[Data listing]

--- START ---

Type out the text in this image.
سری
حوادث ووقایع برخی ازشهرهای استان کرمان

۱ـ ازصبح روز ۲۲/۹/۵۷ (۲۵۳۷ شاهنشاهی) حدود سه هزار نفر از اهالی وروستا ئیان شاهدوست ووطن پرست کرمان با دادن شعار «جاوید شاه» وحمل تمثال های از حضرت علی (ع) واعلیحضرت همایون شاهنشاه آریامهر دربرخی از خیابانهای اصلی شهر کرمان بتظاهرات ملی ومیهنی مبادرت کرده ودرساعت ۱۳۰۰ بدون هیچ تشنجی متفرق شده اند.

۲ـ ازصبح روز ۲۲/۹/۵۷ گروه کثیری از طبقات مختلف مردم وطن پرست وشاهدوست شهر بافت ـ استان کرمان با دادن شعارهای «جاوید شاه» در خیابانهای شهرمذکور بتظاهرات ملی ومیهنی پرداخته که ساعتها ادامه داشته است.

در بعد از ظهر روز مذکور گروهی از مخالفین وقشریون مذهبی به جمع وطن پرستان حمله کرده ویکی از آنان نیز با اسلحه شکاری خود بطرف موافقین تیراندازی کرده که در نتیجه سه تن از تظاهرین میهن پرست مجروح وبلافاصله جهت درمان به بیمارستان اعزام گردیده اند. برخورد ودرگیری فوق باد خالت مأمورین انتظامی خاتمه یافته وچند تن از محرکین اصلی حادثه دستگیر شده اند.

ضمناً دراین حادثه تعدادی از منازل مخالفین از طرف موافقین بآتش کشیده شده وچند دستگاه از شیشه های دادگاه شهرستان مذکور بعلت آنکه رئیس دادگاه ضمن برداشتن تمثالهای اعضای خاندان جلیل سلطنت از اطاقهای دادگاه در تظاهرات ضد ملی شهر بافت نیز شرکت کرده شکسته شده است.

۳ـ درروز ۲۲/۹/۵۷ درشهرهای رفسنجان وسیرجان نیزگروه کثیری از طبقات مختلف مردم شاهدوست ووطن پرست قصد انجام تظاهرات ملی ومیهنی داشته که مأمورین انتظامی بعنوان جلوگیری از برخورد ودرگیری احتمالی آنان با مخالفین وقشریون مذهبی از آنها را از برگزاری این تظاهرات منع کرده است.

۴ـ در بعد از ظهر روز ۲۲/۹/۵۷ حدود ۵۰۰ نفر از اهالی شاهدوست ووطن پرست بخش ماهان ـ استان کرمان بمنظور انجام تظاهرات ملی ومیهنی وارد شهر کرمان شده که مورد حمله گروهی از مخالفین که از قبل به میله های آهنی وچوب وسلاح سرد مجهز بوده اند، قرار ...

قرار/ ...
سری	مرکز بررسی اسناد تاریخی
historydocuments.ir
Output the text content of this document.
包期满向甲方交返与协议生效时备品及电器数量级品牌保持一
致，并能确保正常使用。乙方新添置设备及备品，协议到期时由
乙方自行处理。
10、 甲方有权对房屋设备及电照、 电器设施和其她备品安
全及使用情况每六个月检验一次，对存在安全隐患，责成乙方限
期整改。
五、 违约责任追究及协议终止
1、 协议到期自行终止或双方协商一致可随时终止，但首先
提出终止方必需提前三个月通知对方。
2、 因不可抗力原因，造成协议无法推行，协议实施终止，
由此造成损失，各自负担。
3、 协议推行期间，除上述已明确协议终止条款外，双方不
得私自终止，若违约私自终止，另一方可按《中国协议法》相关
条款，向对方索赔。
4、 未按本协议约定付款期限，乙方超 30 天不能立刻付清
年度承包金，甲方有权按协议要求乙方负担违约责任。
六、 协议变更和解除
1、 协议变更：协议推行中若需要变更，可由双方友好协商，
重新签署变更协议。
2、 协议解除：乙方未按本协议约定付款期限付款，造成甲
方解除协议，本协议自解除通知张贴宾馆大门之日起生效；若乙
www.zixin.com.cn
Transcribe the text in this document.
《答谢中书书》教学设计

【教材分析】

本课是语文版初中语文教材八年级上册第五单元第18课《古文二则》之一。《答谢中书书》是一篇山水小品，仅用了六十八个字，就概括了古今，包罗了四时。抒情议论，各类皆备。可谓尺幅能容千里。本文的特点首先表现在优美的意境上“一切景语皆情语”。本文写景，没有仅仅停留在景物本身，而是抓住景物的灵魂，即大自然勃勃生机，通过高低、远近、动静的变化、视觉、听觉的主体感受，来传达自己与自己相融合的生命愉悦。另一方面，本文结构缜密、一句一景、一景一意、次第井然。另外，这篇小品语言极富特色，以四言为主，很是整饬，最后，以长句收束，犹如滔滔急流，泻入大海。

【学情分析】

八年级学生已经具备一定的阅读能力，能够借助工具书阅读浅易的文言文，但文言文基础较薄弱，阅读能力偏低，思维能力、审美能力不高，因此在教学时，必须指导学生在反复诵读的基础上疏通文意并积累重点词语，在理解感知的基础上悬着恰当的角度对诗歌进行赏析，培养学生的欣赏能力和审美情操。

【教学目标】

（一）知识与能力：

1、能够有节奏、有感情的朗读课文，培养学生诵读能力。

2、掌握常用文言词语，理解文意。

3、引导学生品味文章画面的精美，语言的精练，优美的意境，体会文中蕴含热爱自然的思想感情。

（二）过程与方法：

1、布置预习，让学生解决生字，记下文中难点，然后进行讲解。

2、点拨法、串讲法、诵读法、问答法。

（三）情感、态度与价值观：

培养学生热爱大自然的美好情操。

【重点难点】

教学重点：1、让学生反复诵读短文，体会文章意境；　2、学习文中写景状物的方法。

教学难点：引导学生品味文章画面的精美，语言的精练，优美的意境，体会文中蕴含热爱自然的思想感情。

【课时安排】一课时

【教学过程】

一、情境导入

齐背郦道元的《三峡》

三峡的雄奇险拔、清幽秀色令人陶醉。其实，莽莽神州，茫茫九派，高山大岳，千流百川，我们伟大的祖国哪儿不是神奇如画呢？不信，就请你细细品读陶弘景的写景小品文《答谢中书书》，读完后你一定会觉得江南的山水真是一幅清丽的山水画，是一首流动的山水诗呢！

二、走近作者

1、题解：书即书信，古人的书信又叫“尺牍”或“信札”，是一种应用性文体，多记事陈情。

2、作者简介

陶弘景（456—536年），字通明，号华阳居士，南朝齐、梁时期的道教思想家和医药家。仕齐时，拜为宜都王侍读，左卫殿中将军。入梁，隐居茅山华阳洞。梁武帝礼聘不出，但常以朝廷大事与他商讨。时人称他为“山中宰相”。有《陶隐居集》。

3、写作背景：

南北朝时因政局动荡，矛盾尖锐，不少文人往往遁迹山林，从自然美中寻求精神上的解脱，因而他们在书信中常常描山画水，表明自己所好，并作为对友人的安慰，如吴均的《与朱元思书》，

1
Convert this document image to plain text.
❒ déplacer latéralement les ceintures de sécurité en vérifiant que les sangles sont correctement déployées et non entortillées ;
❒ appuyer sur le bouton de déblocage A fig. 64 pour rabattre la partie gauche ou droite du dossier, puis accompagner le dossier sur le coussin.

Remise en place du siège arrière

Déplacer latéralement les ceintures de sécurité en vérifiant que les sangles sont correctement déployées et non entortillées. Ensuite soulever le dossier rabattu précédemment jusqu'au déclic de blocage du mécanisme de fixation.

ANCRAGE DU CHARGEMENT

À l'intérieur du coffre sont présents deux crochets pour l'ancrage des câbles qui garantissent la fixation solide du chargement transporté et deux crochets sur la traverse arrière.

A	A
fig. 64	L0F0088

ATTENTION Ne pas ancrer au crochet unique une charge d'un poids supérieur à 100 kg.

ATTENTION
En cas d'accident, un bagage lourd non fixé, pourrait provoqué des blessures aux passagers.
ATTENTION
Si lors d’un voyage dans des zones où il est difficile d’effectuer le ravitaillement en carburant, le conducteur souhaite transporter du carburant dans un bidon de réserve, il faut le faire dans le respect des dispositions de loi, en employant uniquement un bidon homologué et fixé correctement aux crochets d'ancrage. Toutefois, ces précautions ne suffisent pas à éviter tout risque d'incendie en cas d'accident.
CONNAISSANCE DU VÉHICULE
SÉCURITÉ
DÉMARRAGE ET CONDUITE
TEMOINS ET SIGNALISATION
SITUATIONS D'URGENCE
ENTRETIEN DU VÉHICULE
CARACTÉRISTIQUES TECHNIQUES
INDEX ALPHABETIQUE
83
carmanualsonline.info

--- END ---

:: WHAT YOU WILL DO ::
Identify each line in the records above that contains the word "طبقات", and copy it out in full.

:: EXERCISE ANSWER ::
۲ـ ازصبح روز ۲۲/۹/۵۷ گروه کثیری از طبقات مختلف مردم وطن پرست وشاهدوست شهر بافت ـ استان کرمان با دادن شعارهای «جاوید شاه» در خیابانهای شهرمذکور بتظاهرات ملی ومیهنی پرداخته که ساعتها ادامه داشته است.
۳ـ درروز ۲۲/۹/۵۷ درشهرهای رفسنجان وسیرجان نیزگروه کثیری از طبقات مختلف مردم شاهدوست ووطن پرست قصد انجام تظاهرات ملی ومیهنی داشته که مأمورین انتظامی بعنوان جلوگیری از برخورد ودرگیری احتمالی آنان با مخالفین وقشریون مذهبی از آنها را از برگزاری این تظاهرات منع کرده است.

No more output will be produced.